__YOUR INSTRUCTIONS__
Copy every line that holds "board".

--- INPUT ---

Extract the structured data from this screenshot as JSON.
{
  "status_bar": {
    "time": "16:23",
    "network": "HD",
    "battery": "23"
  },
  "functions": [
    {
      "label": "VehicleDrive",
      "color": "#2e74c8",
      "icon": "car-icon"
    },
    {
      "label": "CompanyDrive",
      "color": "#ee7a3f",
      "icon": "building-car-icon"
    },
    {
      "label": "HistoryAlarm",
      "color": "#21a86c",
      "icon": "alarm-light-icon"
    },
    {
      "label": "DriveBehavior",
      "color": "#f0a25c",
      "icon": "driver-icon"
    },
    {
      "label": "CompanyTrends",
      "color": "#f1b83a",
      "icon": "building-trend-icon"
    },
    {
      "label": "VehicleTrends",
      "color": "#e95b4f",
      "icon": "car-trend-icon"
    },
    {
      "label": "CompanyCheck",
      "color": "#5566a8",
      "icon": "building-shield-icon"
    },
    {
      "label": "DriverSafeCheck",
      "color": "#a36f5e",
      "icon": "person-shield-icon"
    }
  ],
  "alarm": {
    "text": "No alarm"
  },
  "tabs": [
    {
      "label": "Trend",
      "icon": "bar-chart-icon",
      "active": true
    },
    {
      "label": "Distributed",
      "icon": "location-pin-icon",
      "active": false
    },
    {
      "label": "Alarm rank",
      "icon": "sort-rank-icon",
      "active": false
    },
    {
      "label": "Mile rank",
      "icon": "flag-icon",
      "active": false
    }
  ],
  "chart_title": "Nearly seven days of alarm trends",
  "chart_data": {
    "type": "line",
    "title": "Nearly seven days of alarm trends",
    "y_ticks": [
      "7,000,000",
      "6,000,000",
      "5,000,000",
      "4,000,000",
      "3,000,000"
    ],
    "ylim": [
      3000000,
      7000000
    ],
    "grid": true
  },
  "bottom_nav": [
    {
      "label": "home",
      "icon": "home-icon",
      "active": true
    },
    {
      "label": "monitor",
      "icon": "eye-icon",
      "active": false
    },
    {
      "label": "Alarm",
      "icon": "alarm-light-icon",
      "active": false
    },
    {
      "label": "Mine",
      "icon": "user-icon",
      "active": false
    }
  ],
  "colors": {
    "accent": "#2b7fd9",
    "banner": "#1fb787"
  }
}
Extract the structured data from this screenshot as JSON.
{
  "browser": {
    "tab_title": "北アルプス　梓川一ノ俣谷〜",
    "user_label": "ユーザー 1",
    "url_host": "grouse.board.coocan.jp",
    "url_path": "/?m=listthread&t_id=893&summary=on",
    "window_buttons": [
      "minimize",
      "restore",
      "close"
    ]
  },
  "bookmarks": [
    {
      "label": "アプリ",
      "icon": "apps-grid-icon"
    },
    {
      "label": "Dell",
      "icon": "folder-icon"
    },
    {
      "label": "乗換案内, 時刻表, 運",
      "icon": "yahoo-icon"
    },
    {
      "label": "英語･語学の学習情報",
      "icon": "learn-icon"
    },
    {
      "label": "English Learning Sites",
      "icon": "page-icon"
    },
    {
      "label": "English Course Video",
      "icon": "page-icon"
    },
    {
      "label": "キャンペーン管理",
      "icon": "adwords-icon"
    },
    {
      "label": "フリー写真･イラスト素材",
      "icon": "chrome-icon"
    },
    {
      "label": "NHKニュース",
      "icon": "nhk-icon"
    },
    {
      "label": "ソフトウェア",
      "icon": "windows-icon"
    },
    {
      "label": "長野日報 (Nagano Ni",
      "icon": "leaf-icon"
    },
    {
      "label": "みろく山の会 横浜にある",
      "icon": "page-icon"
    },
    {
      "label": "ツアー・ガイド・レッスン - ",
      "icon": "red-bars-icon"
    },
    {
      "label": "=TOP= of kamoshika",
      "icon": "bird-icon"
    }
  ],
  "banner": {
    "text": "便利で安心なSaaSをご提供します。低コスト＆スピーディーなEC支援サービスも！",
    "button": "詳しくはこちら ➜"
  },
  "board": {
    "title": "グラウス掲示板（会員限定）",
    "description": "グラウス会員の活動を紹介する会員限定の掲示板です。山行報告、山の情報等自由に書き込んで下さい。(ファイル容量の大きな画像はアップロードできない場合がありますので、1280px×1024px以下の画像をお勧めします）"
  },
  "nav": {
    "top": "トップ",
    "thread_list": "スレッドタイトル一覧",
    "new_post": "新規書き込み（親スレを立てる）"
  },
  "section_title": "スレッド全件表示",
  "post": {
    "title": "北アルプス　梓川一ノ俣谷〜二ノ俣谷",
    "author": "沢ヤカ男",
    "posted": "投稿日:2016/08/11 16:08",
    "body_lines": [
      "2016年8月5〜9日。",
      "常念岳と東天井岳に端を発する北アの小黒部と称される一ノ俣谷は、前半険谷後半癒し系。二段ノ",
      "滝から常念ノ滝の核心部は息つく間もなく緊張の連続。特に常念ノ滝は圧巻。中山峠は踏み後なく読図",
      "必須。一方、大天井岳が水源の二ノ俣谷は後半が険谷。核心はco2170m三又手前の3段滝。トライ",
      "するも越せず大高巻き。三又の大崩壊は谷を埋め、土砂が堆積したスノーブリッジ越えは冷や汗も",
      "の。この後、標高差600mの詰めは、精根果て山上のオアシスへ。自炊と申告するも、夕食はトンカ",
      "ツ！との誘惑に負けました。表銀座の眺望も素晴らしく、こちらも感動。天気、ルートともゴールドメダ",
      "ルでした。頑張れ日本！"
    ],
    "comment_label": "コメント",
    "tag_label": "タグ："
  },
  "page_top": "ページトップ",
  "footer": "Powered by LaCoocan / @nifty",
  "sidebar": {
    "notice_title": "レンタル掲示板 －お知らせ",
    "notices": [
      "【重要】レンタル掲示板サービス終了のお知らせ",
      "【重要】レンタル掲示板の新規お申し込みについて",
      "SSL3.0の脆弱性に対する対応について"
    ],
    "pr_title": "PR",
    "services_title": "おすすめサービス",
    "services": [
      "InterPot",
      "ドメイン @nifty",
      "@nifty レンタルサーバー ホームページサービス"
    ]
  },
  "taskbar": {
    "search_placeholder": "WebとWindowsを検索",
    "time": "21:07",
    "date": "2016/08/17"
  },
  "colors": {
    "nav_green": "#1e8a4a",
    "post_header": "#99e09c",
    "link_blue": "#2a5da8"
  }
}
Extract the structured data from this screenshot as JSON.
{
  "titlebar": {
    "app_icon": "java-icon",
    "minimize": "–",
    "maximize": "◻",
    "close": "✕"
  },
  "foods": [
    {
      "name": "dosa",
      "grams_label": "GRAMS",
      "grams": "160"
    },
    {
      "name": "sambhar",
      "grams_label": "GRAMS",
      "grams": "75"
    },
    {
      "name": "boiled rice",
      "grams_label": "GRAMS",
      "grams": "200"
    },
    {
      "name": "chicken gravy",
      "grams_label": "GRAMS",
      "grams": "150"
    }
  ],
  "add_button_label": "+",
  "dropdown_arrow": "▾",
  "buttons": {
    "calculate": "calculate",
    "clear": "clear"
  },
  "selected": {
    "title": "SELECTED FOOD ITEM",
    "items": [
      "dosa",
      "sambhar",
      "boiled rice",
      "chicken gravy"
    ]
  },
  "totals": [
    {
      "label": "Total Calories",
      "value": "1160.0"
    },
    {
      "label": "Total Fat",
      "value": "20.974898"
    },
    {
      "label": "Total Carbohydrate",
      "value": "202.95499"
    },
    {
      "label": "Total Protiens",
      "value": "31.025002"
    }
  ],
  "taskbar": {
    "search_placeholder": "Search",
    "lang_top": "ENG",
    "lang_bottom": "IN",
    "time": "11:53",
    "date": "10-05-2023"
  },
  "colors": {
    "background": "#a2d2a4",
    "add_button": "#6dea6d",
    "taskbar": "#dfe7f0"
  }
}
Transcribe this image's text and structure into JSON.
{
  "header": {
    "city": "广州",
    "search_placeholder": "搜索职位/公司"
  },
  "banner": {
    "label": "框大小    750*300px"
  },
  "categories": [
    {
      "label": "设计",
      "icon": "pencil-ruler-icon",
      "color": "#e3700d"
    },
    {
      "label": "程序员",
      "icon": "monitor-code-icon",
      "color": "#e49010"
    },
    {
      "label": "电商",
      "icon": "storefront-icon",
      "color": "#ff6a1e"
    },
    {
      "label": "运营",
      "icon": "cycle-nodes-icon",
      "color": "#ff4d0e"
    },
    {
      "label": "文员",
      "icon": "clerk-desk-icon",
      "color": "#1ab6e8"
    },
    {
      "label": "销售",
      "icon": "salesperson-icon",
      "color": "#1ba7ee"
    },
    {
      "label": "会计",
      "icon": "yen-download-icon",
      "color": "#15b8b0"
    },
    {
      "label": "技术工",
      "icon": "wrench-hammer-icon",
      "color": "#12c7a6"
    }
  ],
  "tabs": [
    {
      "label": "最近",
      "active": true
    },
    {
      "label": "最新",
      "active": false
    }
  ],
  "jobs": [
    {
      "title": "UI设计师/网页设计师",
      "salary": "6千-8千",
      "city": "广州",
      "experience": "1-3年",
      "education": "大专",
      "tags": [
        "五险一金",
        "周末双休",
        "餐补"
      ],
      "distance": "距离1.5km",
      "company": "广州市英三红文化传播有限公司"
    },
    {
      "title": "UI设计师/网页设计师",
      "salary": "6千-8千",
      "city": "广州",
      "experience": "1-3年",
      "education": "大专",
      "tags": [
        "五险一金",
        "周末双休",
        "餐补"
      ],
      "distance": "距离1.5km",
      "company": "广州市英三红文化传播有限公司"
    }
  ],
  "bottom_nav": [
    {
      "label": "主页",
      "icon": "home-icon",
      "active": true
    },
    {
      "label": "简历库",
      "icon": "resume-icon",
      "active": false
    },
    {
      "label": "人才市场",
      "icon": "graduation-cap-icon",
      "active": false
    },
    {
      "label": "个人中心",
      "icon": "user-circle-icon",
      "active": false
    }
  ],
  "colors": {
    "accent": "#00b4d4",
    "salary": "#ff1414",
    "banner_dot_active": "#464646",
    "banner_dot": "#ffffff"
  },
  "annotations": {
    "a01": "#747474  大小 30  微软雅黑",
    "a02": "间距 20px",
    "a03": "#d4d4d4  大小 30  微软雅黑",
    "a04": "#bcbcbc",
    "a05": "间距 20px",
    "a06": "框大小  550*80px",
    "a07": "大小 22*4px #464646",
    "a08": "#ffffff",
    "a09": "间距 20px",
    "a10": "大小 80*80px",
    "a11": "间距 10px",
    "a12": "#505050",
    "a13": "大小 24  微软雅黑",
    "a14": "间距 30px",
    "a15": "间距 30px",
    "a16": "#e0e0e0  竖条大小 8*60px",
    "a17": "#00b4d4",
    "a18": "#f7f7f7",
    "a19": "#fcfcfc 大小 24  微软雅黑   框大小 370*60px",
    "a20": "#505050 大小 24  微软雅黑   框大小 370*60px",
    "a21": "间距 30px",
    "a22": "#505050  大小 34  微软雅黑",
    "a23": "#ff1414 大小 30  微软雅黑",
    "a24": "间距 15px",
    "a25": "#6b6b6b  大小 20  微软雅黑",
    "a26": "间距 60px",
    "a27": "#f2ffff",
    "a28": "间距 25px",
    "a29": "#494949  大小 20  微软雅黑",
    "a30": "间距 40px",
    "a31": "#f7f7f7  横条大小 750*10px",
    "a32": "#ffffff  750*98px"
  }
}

---

__EXPECTED ANSWER__
    "url_host": "grouse.board.coocan.jp",
  "board": {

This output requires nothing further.